BEGIN Supplied text

Akron Fulton International Airport Administration Building is a registered historic building in Akron, Ohio, listed in the National Register on December 21, 2001.

The administration building is a significant contribution to the development of early commercial aviation in Akron. Its Art Deco architecture and its design are a good representation of the development of airports during the first major expansion of air travel in the 1920s and 1930s. The administration building is located just north of the runways and the Goodyear Airdock, which was built in 1929. The Akron City Council authorized construction of the terminal in 1930, with construction completed and the terminal opening on June 15, 1931.

The location and layout of the terminal was influenced by the City Beautiful movement, originally reached through a landscaped traffic circle and at the end of a boulevard-like parking area with lines of trees. The terminal building is in an Art Deco style, with a facade built of cream-colored brick and terra cotta detailing with cream, muted orange, and soft green colors.

The terminal served commercial air traffic until 1962, when the Akron–Canton Airport opened to the south. The customs and administrative offices continued to serve traffic from Canada, as well as small aircraft traffic, until the early 1990s. At that time, the property was sold, and the terminal was adaptively reused as Cafe Piscatelli, an Italian restaurant. The Cafe Piscatelli closed doors for good on August 26, 2005. It has since been adaptatively reused a second time as a facility for locally-based Theken Companies. As of September 2026 the building was listed for sale at $4,000,000 by Hoff & Leigh Commercial Real Estate as a fully-restored class A office space.

END Supplied text

• **Problems and tasks**:
A. Using the text on the Akron Fulton airport administration building, say yes or no to whether each statement agrees with it, and back each answer with the deciding words quoted from the text. (i) The terminal opened on June 15, 1931. (ii) The Goodyear Airdock was built in 1930. (iii) The facade is built of red brick.
B. From the text on the Akron Fulton airport administration building, output unchanged the part that opens with the words containing "The terminal served" and closes with "A office space.".
The data has no connection to the text on the Akron Fulton airport administration building.

BEGIN Provided records

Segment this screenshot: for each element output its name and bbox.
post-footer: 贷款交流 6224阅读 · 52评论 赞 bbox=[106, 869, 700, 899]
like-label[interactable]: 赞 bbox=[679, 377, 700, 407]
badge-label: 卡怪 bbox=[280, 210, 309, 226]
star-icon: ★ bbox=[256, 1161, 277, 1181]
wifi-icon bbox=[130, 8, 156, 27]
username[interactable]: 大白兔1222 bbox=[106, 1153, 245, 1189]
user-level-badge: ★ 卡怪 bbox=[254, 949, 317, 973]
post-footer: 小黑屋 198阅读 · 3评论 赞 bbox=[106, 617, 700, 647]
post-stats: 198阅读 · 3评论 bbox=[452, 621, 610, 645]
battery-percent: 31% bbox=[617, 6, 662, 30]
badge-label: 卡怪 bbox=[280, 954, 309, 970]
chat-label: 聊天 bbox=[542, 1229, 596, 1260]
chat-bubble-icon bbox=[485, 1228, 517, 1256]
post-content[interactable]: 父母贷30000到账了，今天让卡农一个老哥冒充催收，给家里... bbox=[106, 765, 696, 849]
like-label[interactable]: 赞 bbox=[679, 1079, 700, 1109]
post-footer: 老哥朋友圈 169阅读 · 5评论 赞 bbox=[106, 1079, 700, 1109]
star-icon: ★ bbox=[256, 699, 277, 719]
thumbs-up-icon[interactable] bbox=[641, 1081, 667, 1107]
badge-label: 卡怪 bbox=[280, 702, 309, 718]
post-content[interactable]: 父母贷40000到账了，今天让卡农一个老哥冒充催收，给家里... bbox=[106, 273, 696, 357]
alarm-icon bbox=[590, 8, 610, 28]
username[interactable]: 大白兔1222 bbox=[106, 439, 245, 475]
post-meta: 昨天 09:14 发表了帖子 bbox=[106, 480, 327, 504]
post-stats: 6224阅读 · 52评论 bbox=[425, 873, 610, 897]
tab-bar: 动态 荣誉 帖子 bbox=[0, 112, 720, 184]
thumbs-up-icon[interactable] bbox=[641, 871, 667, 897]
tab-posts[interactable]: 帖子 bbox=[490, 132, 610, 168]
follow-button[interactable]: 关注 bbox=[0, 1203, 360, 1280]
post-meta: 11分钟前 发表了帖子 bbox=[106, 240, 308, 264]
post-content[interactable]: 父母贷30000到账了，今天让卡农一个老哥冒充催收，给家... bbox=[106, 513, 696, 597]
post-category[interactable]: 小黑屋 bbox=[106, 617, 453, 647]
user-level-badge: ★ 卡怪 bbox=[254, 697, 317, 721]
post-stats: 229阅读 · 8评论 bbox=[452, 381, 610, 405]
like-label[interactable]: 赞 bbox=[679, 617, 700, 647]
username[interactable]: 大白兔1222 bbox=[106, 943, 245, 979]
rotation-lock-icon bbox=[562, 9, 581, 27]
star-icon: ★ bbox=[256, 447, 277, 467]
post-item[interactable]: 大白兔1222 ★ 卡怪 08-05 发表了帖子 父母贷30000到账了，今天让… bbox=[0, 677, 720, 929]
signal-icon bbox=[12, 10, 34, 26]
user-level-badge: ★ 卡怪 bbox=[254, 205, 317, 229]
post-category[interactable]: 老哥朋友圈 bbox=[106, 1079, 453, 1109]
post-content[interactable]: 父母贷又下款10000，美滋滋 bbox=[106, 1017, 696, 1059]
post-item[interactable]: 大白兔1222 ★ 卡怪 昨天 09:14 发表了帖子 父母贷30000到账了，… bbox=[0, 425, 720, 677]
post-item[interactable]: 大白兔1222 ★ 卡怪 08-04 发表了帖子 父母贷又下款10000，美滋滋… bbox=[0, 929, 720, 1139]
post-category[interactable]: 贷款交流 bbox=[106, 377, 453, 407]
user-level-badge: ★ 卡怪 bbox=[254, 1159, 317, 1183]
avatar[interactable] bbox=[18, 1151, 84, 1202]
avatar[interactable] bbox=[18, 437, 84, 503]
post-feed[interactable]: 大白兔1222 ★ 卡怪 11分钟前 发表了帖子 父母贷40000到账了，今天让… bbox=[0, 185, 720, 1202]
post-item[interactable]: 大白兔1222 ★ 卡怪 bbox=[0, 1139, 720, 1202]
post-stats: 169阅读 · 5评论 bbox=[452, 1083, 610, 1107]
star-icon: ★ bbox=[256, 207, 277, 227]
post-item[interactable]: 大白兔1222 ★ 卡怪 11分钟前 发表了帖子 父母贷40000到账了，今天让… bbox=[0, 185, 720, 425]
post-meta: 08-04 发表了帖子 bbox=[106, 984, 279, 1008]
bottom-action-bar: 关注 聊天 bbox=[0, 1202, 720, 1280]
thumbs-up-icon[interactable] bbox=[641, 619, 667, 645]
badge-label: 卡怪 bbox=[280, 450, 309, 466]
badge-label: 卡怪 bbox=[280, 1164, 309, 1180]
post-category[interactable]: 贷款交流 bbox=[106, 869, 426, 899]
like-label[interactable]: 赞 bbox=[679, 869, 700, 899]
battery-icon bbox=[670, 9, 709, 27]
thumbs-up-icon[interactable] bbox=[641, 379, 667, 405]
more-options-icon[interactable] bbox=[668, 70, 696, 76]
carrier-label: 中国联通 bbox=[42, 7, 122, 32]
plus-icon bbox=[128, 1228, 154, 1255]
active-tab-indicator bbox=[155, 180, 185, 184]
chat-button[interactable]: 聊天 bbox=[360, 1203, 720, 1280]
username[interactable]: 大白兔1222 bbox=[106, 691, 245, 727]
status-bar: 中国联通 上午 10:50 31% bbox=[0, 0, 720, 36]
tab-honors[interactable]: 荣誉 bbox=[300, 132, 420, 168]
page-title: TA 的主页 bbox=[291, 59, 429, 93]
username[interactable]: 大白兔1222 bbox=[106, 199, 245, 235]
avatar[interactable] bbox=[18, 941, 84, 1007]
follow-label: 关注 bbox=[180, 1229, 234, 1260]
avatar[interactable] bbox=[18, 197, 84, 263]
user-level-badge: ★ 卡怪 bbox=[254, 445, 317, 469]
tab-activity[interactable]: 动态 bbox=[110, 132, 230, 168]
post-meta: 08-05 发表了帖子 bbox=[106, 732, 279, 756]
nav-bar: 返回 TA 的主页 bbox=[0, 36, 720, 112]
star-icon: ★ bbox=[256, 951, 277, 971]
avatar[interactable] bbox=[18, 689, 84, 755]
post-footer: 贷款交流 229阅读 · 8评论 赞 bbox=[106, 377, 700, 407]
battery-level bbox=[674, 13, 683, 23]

END Provided records

• **Numbered answers**:
A.
(i) Yes: "construction completed and the terminal opening on June 15, 1931"
(ii) No: "the Goodyear Airdock, which was built in 1929"
(iii) No: "a facade built of cream-colored brick"

B.
The terminal served commercial air traffic until 1962, when the Akron–Canton Airport opened to the south. The customs and administrative offices continued to serve traffic from Canada, as well as small aircraft traffic, until the early 1990s. At that time, the property was sold, and the terminal was adaptively reused as Cafe Piscatelli, an Italian restaurant. The Cafe Piscatelli closed doors for good on August 26, 2005. It has since been adaptatively reused a second time as a facility for locally-based Theken Companies. As of September 2026 the building was listed for sale at $4,000,000 by Hoff & Leigh Commercial Real Estate as a fully-restored class A office space.